Exercício
Devolva todas as linhas da listagem abaixo sem mudar nenhum caractere, omitindo as imagens.

━━━ Linhas armazenadas ━━━

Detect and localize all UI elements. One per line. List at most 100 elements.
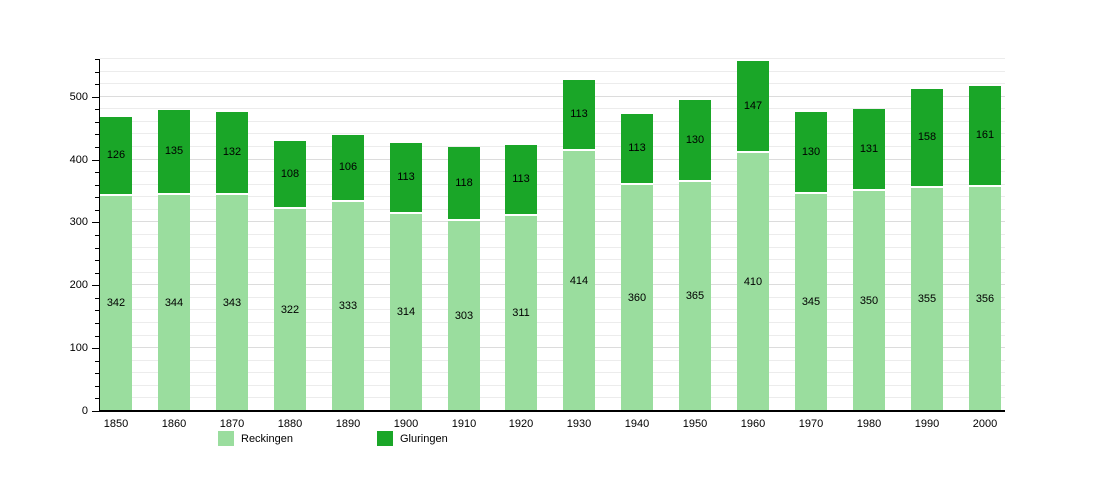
x-axis-line xyxy=(99,410,1005,412)
bar-value-label: 344 xyxy=(164,296,184,309)
y-axis-label: 400 xyxy=(69,154,88,166)
y-axis-tick xyxy=(95,373,100,374)
bar-value-label: 322 xyxy=(280,303,300,316)
bar-value-label: 356 xyxy=(975,292,995,305)
segment-reckingen: 314 xyxy=(390,214,422,411)
y-axis-tick xyxy=(92,160,100,161)
x-axis-label: 1880 xyxy=(277,418,303,430)
x-axis-label: 1970 xyxy=(798,418,824,430)
bar-value-label: 360 xyxy=(627,291,647,304)
segment-reckingen: 360 xyxy=(621,185,653,411)
segment-reckingen: 322 xyxy=(274,209,306,411)
gridline xyxy=(100,297,1005,298)
bar-value-label: 345 xyxy=(801,296,821,308)
gridline xyxy=(100,397,1005,398)
bar-value-label: 147 xyxy=(743,99,763,112)
segment-reckingen: 355 xyxy=(911,188,943,411)
x-axis-label: 1890 xyxy=(335,418,361,430)
bar-value-label: 161 xyxy=(975,129,995,141)
gridline xyxy=(100,58,1005,59)
y-axis-tick xyxy=(92,411,100,412)
y-axis-tick xyxy=(95,273,100,274)
segment-gluringen: 131 xyxy=(853,109,885,191)
y-axis-tick xyxy=(95,323,100,324)
segment-gluringen: 113 xyxy=(505,145,537,216)
bar-1850: 342 126 xyxy=(100,117,132,411)
gridline xyxy=(100,272,1005,273)
gridline xyxy=(100,184,1005,185)
y-axis-tick xyxy=(92,97,100,98)
y-axis-tick xyxy=(95,84,100,85)
bar-1920: 311 113 xyxy=(505,145,537,411)
bar-value-label: 106 xyxy=(338,161,358,173)
y-axis-label: 300 xyxy=(69,216,88,228)
gridline xyxy=(100,385,1005,386)
y-axis-label: 500 xyxy=(69,91,88,103)
y-axis-tick xyxy=(95,386,100,387)
x-axis-label: 1930 xyxy=(566,418,592,430)
segment-reckingen: 342 xyxy=(100,196,132,411)
gridline xyxy=(100,209,1005,210)
gridline xyxy=(100,171,1005,172)
gridline xyxy=(100,259,1005,260)
bar-value-label: 311 xyxy=(512,307,530,319)
gridline xyxy=(100,146,1005,147)
legend-swatch-gluringen xyxy=(377,431,393,446)
segment-reckingen: 414 xyxy=(563,151,595,411)
y-axis-label: 200 xyxy=(69,279,88,291)
x-axis-label: 1940 xyxy=(624,418,650,430)
x-axis-label: 1900 xyxy=(393,418,419,430)
bar-value-label: 113 xyxy=(397,171,415,183)
segment-gluringen: 113 xyxy=(621,114,653,185)
bar-value-label: 131 xyxy=(859,142,879,155)
y-axis-tick xyxy=(95,260,100,261)
gridline xyxy=(100,96,1005,97)
y-axis-tick xyxy=(95,59,100,60)
bar-1960: 410 147 xyxy=(737,61,769,411)
bar-1940: 360 113 xyxy=(621,114,653,411)
bar-1970: 345 130 xyxy=(795,112,827,411)
gridline xyxy=(100,108,1005,109)
bar-1910: 303 118 xyxy=(448,147,480,411)
segment-reckingen: 410 xyxy=(737,153,769,411)
segment-gluringen: 130 xyxy=(679,100,711,182)
y-axis-tick xyxy=(95,197,100,198)
bar-value-label: 342 xyxy=(106,297,126,309)
bar-2000: 356 161 xyxy=(969,86,1001,411)
y-axis-tick xyxy=(92,285,100,286)
y-axis-tick xyxy=(95,235,100,236)
segment-reckingen: 356 xyxy=(969,187,1001,411)
gridline xyxy=(100,360,1005,361)
gridline xyxy=(100,133,1005,134)
bar-value-label: 118 xyxy=(455,176,473,189)
segment-reckingen: 345 xyxy=(795,194,827,411)
segment-gluringen: 106 xyxy=(332,135,364,202)
gridline xyxy=(100,121,1005,122)
x-axis-label: 1960 xyxy=(740,418,766,430)
bar-value-label: 414 xyxy=(569,274,589,287)
x-axis-label: 1950 xyxy=(682,418,708,430)
y-axis-label: 100 xyxy=(69,342,88,354)
segment-reckingen: 350 xyxy=(853,191,885,411)
gridline xyxy=(100,309,1005,310)
gridline xyxy=(100,159,1005,160)
segment-gluringen: 118 xyxy=(448,147,480,221)
x-axis-label: 1920 xyxy=(508,418,534,430)
bar-value-label: 132 xyxy=(222,146,242,158)
bar-1950: 365 130 xyxy=(679,100,711,411)
bar-value-label: 158 xyxy=(917,131,937,143)
x-axis-label: 1910 xyxy=(451,418,477,430)
gridline xyxy=(100,347,1005,348)
bar-value-label: 113 xyxy=(628,142,646,154)
bar-value-label: 113 xyxy=(570,108,588,120)
segment-gluringen: 132 xyxy=(216,112,248,195)
x-axis-label: 1990 xyxy=(914,418,940,430)
y-axis-tick xyxy=(92,348,100,349)
segment-reckingen: 303 xyxy=(448,221,480,411)
segment-reckingen: 333 xyxy=(332,202,364,411)
bar-1880: 322 108 xyxy=(274,141,306,411)
bar-value-label: 130 xyxy=(801,145,821,158)
y-axis-tick xyxy=(95,185,100,186)
y-axis-tick xyxy=(95,210,100,211)
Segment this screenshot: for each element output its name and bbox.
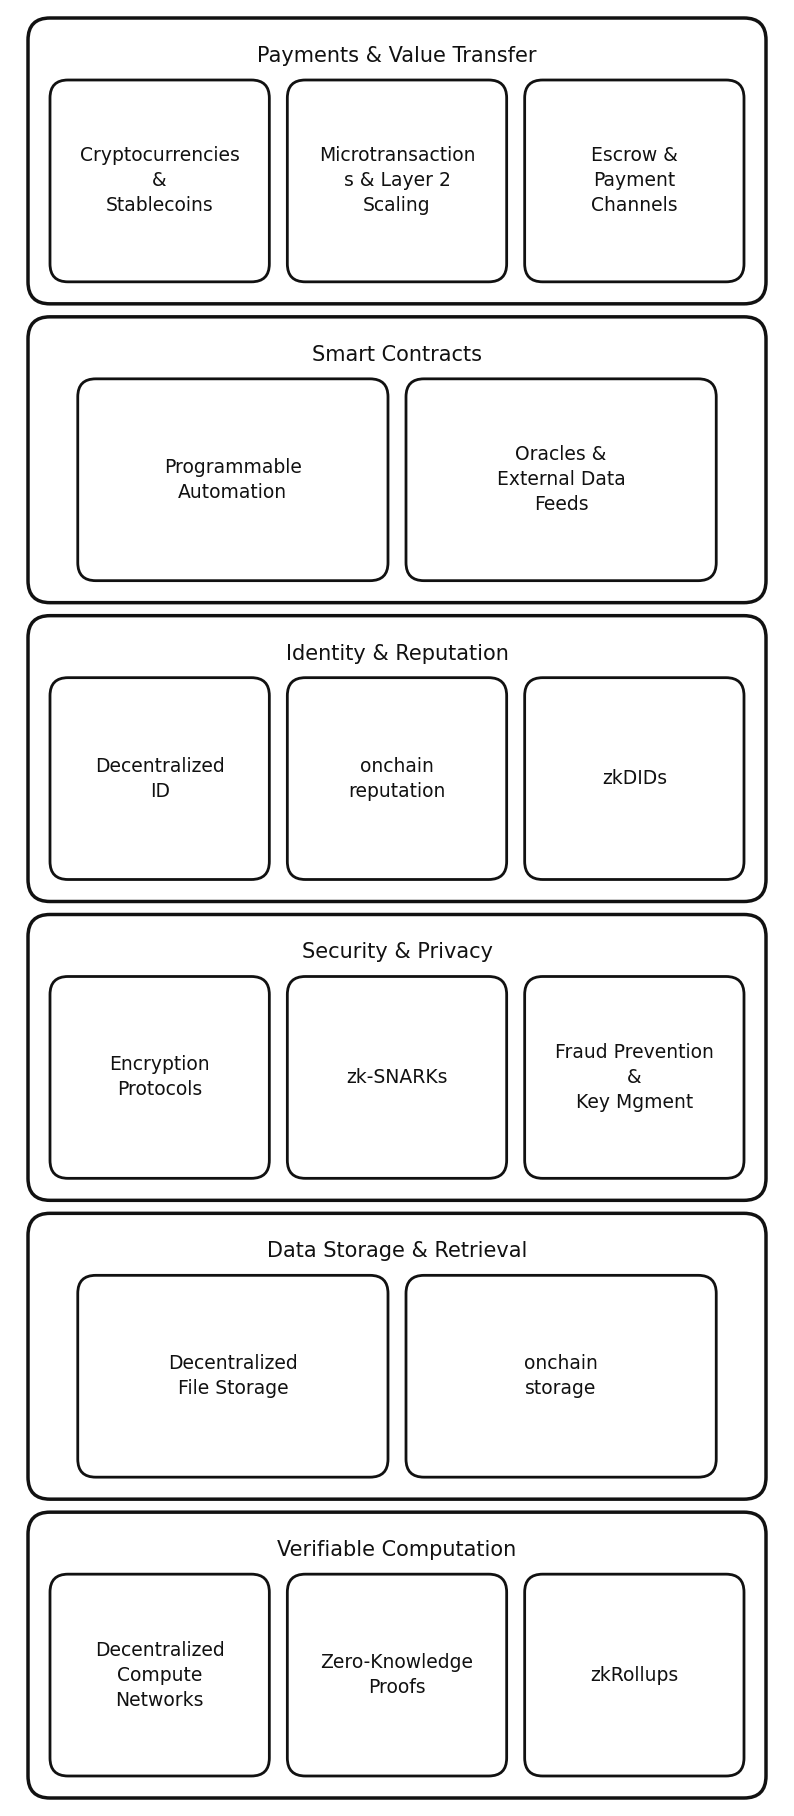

━━━

Resposta completa
Detect and localize all UI elements. One per line. List at most 100 elements.
x-axis-line xyxy=(99,410,1005,412)
bar-value-label: 344 xyxy=(164,296,184,309)
y-axis-label: 400 xyxy=(69,154,88,166)
y-axis-tick xyxy=(95,373,100,374)
bar-value-label: 322 xyxy=(280,303,300,316)
bar-value-label: 356 xyxy=(975,292,995,305)
segment-reckingen: 314 xyxy=(390,214,422,411)
y-axis-tick xyxy=(92,160,100,161)
x-axis-label: 1880 xyxy=(277,418,303,430)
x-axis-label: 1970 xyxy=(798,418,824,430)
bar-value-label: 360 xyxy=(627,291,647,304)
segment-reckingen: 360 xyxy=(621,185,653,411)
segment-reckingen: 322 xyxy=(274,209,306,411)
gridline xyxy=(100,297,1005,298)
bar-value-label: 345 xyxy=(801,296,821,308)
gridline xyxy=(100,397,1005,398)
bar-value-label: 147 xyxy=(743,99,763,112)
segment-reckingen: 355 xyxy=(911,188,943,411)
x-axis-label: 1890 xyxy=(335,418,361,430)
bar-value-label: 161 xyxy=(975,129,995,141)
gridline xyxy=(100,58,1005,59)
y-axis-tick xyxy=(92,411,100,412)
y-axis-tick xyxy=(95,273,100,274)
segment-gluringen: 131 xyxy=(853,109,885,191)
y-axis-tick xyxy=(95,323,100,324)
segment-gluringen: 113 xyxy=(505,145,537,216)
bar-1850: 342 126 xyxy=(100,117,132,411)
gridline xyxy=(100,272,1005,273)
gridline xyxy=(100,184,1005,185)
y-axis-tick xyxy=(92,97,100,98)
y-axis-tick xyxy=(95,84,100,85)
bar-1920: 311 113 xyxy=(505,145,537,411)
bar-value-label: 106 xyxy=(338,161,358,173)
y-axis-label: 300 xyxy=(69,216,88,228)
gridline xyxy=(100,385,1005,386)
y-axis-label: 500 xyxy=(69,91,88,103)
y-axis-tick xyxy=(95,386,100,387)
x-axis-label: 1930 xyxy=(566,418,592,430)
segment-reckingen: 342 xyxy=(100,196,132,411)
gridline xyxy=(100,209,1005,210)
gridline xyxy=(100,171,1005,172)
gridline xyxy=(100,259,1005,260)
bar-value-label: 311 xyxy=(512,307,530,319)
gridline xyxy=(100,146,1005,147)
legend-swatch-gluringen xyxy=(377,431,393,446)
segment-reckingen: 414 xyxy=(563,151,595,411)
y-axis-label: 200 xyxy=(69,279,88,291)
x-axis-label: 1940 xyxy=(624,418,650,430)
x-axis-label: 1900 xyxy=(393,418,419,430)
bar-value-label: 113 xyxy=(397,171,415,183)
segment-gluringen: 113 xyxy=(621,114,653,185)
bar-value-label: 131 xyxy=(859,142,879,155)
y-axis-tick xyxy=(95,260,100,261)
gridline xyxy=(100,96,1005,97)
y-axis-tick xyxy=(95,59,100,60)
bar-1960: 410 147 xyxy=(737,61,769,411)
bar-1940: 360 113 xyxy=(621,114,653,411)
bar-1970: 345 130 xyxy=(795,112,827,411)
gridline xyxy=(100,108,1005,109)
bar-1910: 303 118 xyxy=(448,147,480,411)
segment-reckingen: 410 xyxy=(737,153,769,411)
segment-gluringen: 130 xyxy=(679,100,711,182)
y-axis-tick xyxy=(95,197,100,198)
bar-value-label: 342 xyxy=(106,297,126,309)
bar-2000: 356 161 xyxy=(969,86,1001,411)
y-axis-tick xyxy=(92,285,100,286)
y-axis-tick xyxy=(95,235,100,236)
segment-reckingen: 356 xyxy=(969,187,1001,411)
gridline xyxy=(100,360,1005,361)
gridline xyxy=(100,133,1005,134)
bar-value-label: 118 xyxy=(455,176,473,189)
segment-reckingen: 345 xyxy=(795,194,827,411)
segment-gluringen: 106 xyxy=(332,135,364,202)
gridline xyxy=(100,121,1005,122)
x-axis-label: 1960 xyxy=(740,418,766,430)
bar-value-label: 414 xyxy=(569,274,589,287)
x-axis-label: 1950 xyxy=(682,418,708,430)
y-axis-label: 100 xyxy=(69,342,88,354)
segment-reckingen: 350 xyxy=(853,191,885,411)
gridline xyxy=(100,309,1005,310)
gridline xyxy=(100,159,1005,160)
segment-gluringen: 118 xyxy=(448,147,480,221)
x-axis-label: 1920 xyxy=(508,418,534,430)
bar-value-label: 132 xyxy=(222,146,242,158)
bar-1950: 365 130 xyxy=(679,100,711,411)
bar-value-label: 158 xyxy=(917,131,937,143)
x-axis-label: 1910 xyxy=(451,418,477,430)
gridline xyxy=(100,347,1005,348)
bar-value-label: 113 xyxy=(628,142,646,154)
bar-value-label: 113 xyxy=(570,108,588,120)
segment-gluringen: 132 xyxy=(216,112,248,195)
x-axis-label: 1990 xyxy=(914,418,940,430)
y-axis-tick xyxy=(92,348,100,349)
segment-reckingen: 303 xyxy=(448,221,480,411)
segment-reckingen: 333 xyxy=(332,202,364,411)
bar-1880: 322 108 xyxy=(274,141,306,411)
bar-value-label: 130 xyxy=(801,145,821,158)
y-axis-tick xyxy=(95,185,100,186)
y-axis-tick xyxy=(95,210,100,211)
Segment this screenshot: for each element output its name and bbox.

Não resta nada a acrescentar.